Written task
Search the data for the word "What" and copy every line where it occurs.

Data lines
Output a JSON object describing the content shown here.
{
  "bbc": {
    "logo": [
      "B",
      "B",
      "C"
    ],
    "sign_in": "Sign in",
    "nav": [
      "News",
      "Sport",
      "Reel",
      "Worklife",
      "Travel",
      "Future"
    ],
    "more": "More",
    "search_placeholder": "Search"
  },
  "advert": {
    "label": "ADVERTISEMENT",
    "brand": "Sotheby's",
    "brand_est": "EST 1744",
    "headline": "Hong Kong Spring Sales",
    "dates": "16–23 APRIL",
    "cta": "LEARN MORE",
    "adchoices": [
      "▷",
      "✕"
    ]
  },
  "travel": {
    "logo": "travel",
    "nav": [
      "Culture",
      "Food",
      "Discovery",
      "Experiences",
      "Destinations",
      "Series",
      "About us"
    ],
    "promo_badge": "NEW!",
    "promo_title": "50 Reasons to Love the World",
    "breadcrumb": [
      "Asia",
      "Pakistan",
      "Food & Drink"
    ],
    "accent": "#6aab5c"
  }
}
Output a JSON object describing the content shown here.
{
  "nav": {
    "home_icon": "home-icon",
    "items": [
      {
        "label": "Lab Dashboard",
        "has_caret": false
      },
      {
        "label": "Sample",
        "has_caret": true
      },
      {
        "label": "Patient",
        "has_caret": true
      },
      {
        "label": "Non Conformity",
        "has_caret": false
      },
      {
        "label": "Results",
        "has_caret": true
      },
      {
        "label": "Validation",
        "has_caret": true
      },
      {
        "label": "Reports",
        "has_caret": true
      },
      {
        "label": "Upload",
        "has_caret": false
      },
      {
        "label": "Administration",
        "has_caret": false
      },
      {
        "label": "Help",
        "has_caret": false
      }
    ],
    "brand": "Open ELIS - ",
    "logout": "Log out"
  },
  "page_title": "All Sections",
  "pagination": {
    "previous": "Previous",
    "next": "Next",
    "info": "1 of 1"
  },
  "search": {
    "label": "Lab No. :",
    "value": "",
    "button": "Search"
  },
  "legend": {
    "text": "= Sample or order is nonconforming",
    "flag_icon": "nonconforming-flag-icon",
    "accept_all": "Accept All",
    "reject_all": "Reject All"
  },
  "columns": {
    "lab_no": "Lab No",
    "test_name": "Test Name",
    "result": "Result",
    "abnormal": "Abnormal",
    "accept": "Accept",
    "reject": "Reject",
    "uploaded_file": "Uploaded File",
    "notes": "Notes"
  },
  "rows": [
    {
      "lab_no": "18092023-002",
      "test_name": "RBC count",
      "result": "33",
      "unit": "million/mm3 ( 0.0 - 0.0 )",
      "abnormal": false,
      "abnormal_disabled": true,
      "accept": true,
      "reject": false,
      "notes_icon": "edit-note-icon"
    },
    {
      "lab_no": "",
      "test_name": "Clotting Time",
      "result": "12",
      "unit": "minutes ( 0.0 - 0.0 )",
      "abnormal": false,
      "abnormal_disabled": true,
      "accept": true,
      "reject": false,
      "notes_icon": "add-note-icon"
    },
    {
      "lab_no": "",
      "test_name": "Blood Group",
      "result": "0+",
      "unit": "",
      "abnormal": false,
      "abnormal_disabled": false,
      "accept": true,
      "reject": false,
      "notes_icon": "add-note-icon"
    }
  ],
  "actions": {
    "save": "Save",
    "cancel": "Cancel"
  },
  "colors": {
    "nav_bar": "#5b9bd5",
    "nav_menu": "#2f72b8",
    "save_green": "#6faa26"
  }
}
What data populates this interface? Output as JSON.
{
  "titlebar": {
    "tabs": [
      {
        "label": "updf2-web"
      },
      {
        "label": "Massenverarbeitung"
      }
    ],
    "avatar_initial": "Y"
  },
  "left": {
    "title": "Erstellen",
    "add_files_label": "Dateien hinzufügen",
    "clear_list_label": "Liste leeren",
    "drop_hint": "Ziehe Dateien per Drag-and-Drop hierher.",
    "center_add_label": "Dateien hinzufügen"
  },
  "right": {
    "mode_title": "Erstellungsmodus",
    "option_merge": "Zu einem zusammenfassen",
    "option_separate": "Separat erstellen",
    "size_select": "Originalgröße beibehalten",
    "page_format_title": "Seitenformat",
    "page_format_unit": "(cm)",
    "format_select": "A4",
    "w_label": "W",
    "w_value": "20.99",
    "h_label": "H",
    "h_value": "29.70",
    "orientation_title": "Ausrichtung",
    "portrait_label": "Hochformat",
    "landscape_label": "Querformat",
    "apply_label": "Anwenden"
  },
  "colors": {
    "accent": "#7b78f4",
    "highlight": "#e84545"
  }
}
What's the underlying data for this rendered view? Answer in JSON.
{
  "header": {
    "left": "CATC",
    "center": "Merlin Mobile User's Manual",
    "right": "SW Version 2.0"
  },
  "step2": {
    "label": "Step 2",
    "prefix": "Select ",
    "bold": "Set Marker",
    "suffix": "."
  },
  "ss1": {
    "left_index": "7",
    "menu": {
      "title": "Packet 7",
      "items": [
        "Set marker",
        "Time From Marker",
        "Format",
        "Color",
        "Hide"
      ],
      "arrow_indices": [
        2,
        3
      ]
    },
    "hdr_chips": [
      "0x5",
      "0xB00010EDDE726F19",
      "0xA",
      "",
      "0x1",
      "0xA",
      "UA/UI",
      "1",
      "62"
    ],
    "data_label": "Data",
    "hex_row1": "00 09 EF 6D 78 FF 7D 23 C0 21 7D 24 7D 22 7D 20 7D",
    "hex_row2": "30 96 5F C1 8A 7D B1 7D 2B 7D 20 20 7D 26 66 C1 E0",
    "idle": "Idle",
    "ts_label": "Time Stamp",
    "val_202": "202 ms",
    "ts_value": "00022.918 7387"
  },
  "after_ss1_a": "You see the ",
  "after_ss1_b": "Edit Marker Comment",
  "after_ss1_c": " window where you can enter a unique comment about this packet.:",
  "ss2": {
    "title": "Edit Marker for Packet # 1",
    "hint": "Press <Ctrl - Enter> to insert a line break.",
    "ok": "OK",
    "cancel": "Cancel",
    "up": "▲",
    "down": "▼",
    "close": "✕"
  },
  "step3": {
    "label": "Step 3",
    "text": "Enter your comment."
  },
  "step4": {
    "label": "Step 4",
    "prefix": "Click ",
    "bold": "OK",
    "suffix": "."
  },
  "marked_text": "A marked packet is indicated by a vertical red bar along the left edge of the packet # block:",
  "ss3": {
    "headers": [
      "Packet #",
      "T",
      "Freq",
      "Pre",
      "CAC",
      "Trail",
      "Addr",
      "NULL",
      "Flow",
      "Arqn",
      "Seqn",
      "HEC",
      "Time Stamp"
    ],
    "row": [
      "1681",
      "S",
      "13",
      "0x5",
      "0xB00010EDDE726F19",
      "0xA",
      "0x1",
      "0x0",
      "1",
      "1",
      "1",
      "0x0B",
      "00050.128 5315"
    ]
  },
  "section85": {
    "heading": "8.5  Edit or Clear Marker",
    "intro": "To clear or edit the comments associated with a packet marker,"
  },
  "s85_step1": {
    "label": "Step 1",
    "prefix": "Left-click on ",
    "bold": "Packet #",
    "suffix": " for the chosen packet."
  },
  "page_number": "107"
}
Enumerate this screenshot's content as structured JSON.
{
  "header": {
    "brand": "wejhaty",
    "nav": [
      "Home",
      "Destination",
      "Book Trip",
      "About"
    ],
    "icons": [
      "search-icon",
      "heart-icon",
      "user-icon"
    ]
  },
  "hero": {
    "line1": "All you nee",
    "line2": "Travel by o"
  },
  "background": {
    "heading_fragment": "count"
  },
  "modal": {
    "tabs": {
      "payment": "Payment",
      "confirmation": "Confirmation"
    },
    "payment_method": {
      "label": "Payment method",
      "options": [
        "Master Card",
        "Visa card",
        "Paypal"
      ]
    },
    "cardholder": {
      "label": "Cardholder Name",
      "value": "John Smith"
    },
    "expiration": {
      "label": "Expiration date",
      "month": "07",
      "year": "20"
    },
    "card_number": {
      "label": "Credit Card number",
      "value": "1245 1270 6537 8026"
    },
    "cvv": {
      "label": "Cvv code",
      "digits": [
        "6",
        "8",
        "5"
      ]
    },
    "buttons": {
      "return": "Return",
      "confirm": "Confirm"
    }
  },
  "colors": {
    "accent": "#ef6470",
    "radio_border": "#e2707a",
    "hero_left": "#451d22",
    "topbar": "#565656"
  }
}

The output
What data populates this interface? Output as JSON.
What's the underlying data for this rendered view? Answer in JSON.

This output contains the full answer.